(Stated task) Below are the records; copy each line in them that holds the word "Kegiatan".

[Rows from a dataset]
____________________

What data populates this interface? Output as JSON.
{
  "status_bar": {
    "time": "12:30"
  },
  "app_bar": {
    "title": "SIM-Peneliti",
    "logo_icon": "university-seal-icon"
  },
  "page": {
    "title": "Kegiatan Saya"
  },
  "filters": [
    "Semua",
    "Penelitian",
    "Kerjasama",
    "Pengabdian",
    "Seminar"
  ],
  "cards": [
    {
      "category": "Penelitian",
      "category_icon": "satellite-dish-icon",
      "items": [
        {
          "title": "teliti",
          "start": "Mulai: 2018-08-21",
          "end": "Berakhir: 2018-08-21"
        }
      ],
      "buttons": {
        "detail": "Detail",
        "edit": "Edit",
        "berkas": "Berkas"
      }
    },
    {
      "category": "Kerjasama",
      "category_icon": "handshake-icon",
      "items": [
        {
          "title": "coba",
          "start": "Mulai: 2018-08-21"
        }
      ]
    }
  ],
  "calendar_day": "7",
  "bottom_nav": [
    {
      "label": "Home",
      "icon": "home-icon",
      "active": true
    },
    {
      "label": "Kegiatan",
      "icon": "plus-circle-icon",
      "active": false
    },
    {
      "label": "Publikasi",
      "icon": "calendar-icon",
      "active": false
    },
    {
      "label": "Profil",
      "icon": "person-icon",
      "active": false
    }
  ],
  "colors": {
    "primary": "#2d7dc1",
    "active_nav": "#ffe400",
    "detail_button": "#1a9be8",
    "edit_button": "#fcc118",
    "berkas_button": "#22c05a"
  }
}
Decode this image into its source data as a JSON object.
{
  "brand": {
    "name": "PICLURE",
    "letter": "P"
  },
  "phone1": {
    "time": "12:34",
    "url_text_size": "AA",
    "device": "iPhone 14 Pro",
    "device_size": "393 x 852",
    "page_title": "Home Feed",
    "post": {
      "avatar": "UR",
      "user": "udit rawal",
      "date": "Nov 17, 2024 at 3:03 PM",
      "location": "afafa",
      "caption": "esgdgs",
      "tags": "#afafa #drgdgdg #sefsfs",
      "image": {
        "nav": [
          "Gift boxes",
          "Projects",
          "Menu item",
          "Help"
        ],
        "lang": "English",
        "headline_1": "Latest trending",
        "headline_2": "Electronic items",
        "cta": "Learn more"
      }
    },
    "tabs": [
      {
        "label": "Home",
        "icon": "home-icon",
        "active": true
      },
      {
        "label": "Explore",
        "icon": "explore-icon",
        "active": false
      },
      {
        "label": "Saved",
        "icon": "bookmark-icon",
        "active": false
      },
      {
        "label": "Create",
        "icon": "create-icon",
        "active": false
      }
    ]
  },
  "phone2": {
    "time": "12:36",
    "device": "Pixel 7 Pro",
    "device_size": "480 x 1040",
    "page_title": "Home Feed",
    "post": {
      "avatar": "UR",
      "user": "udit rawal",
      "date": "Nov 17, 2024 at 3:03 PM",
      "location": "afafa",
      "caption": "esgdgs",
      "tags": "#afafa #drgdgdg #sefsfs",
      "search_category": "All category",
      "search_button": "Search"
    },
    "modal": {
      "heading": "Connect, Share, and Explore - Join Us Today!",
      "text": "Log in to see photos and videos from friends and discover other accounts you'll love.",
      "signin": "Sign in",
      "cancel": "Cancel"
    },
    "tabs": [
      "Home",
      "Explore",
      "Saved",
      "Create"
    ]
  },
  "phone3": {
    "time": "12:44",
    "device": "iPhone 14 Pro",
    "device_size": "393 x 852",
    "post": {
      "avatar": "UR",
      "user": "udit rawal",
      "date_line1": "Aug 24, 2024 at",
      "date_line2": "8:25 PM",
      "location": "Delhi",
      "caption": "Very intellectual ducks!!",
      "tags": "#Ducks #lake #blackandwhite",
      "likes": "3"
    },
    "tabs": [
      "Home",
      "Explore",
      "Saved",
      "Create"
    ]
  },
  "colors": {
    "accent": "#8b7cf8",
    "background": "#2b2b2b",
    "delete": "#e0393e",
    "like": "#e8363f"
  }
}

____________________

(Completed task)
    "title": "Kegiatan Saya"
      "label": "Kegiatan",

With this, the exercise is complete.